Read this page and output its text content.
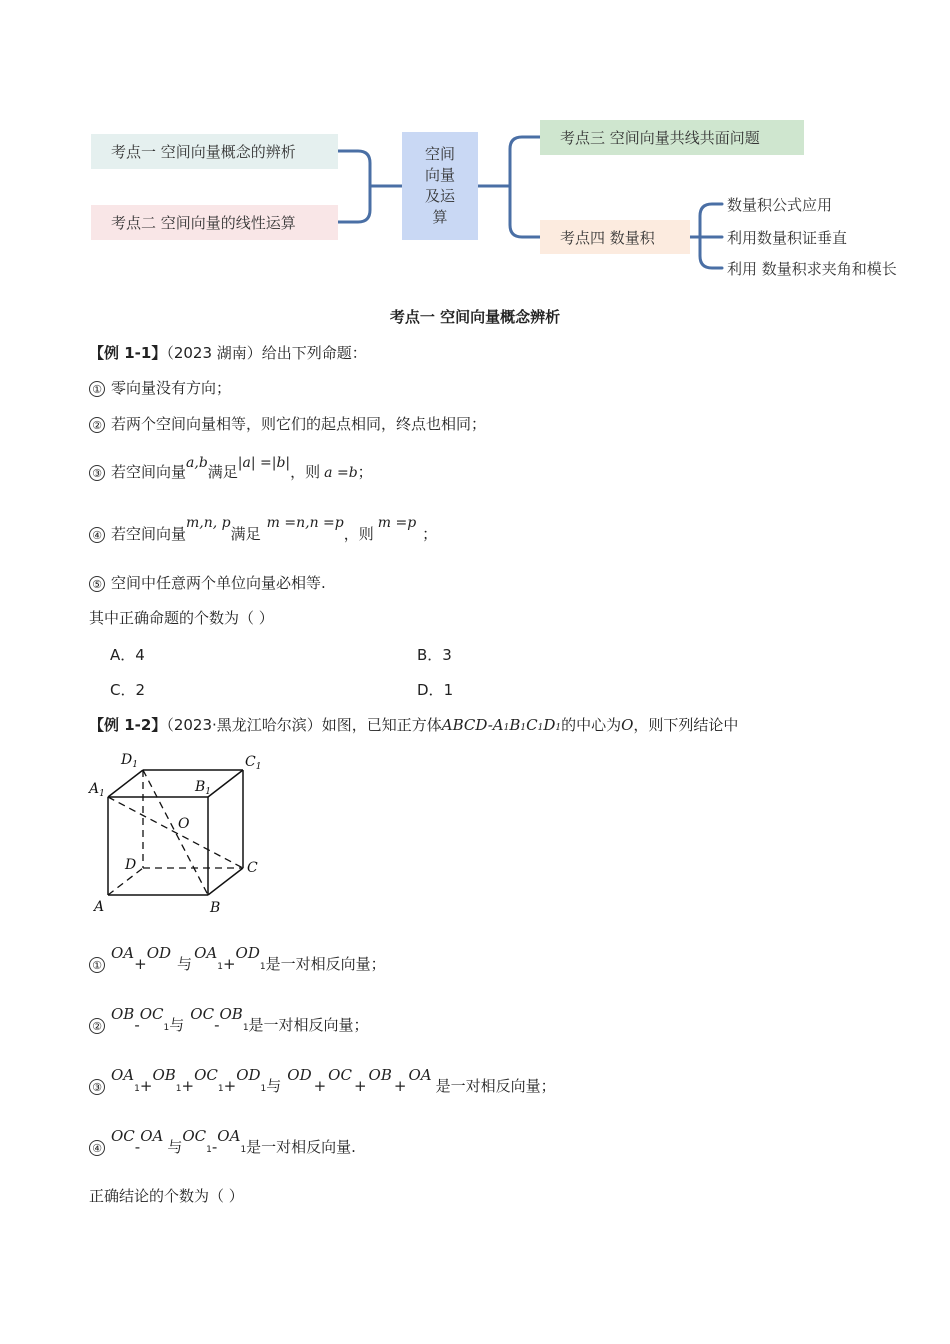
考点一 空间向量概念的辨析
考点二 空间向量的线性运算
空间
向量
及运
算
考点三 空间向量共线共面问题
考点四 数量积
数量积公式应用
利用数量积证垂直
利用 数量积求夹角和模长
考点一 空间向量概念辨析
【例 1-1】（2023 湖南）给出下列命题：
① 零向量没有方向；
② 若两个空间向量相等，则它们的起点相同，终点也相同；
③ 若空间向量a,b满足|a| =|b|，则 a =b；
④ 若空间向量m,n, p满足m =n,n =p，则m =p；
⑤ 空间中任意两个单位向量必相等.
其中正确命题的个数为（ ）
A．4	B．3
C．2	D．1
【例 1-2】（2023·黑龙江哈尔滨）如图，已知正方体ABCD-A1B1C1D1的中心为O，则下列结论中
$D_1$	$C_1$
$A_1$	$B_1$
O
D	C
A	B
①OA+OD与OA1+OD1是一对相反向量；
②OB-OC1与OC-OB1是一对相反向量；
③OA1+OB1+OC1+OD1与OD+OC+OB+OA是一对相反向量；
④OC-OA与OC1-OA1是一对相反向量.
正确结论的个数为（ ）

^^^^^^^^^^^^^^^^

- STATED TASK -
Leave the images out, please, and restate each line word for word.

- SOLVED PROBLEM -
Read this page and output its text content.
考点一 空间向量概念的辨析
考点二 空间向量的线性运算
空间
向量
及运
算
考点三 空间向量共线共面问题
考点四 数量积
数量积公式应用
利用数量积证垂直
利用 数量积求夹角和模长
考点一 空间向量概念辨析
【例 1-1】（2023 湖南）给出下列命题：
① 零向量没有方向；
② 若两个空间向量相等，则它们的起点相同，终点也相同；
③ 若空间向量a,b满足|a| =|b|，则 a =b；
④ 若空间向量m,n, p满足m =n,n =p，则m =p；
⑤ 空间中任意两个单位向量必相等.
其中正确命题的个数为（ ）
A．4	B．3
C．2	D．1
【例 1-2】（2023·黑龙江哈尔滨）如图，已知正方体ABCD-A1B1C1D1的中心为O，则下列结论中
$D_1$	$C_1$
$A_1$	$B_1$
O
D	C
A	B
①OA+OD与OA1+OD1是一对相反向量；
②OB-OC1与OC-OB1是一对相反向量；
③OA1+OB1+OC1+OD1与OD+OC+OB+OA是一对相反向量；
④OC-OA与OC1-OA1是一对相反向量.
正确结论的个数为（ ）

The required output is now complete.